===== Task input

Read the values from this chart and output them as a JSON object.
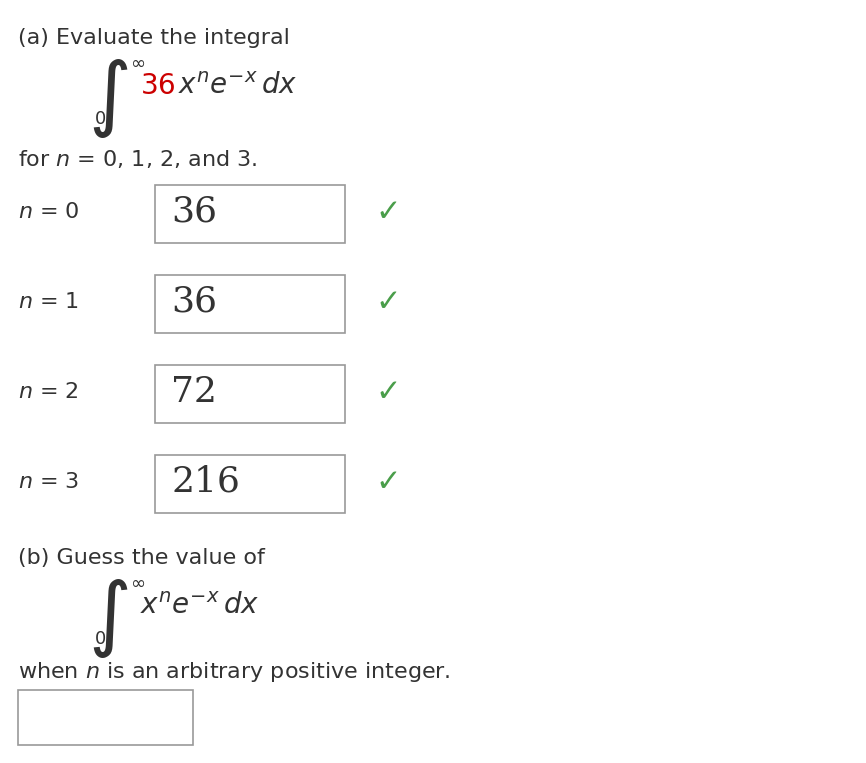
{
  "background_color": "#ffffff",
  "title_a": "(a) Evaluate the integral",
  "red_color": "#cc0000",
  "text_color": "#333333",
  "box_edge_color": "#999999",
  "checkmark_color": "#4a9e4a",
  "checkmark": "✓",
  "rows": [
    {
      "n": "0",
      "value": "36"
    },
    {
      "n": "1",
      "value": "36"
    },
    {
      "n": "2",
      "value": "72"
    },
    {
      "n": "3",
      "value": "216"
    }
  ],
  "title_b": "(b) Guess the value of",
  "when_text": "when n is an arbitrary positive integer.",
  "font_size_heading": 16,
  "font_size_for": 16,
  "font_size_label": 16,
  "font_size_value": 26,
  "font_size_integral": 42,
  "font_size_limits": 13,
  "font_size_integrand": 20,
  "font_size_check": 22
}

==========

## What is needed
Omit each picture, then return all of the listing exactly as it stands.

## The solution
Read the values from this chart and output them as a JSON object.
{
  "background_color": "#ffffff",
  "title_a": "(a) Evaluate the integral",
  "red_color": "#cc0000",
  "text_color": "#333333",
  "box_edge_color": "#999999",
  "checkmark_color": "#4a9e4a",
  "checkmark": "✓",
  "rows": [
    {
      "n": "0",
      "value": "36"
    },
    {
      "n": "1",
      "value": "36"
    },
    {
      "n": "2",
      "value": "72"
    },
    {
      "n": "3",
      "value": "216"
    }
  ],
  "title_b": "(b) Guess the value of",
  "when_text": "when n is an arbitrary positive integer.",
  "font_size_heading": 16,
  "font_size_for": 16,
  "font_size_label": 16,
  "font_size_value": 26,
  "font_size_integral": 42,
  "font_size_limits": 13,
  "font_size_integrand": 20,
  "font_size_check": 22
}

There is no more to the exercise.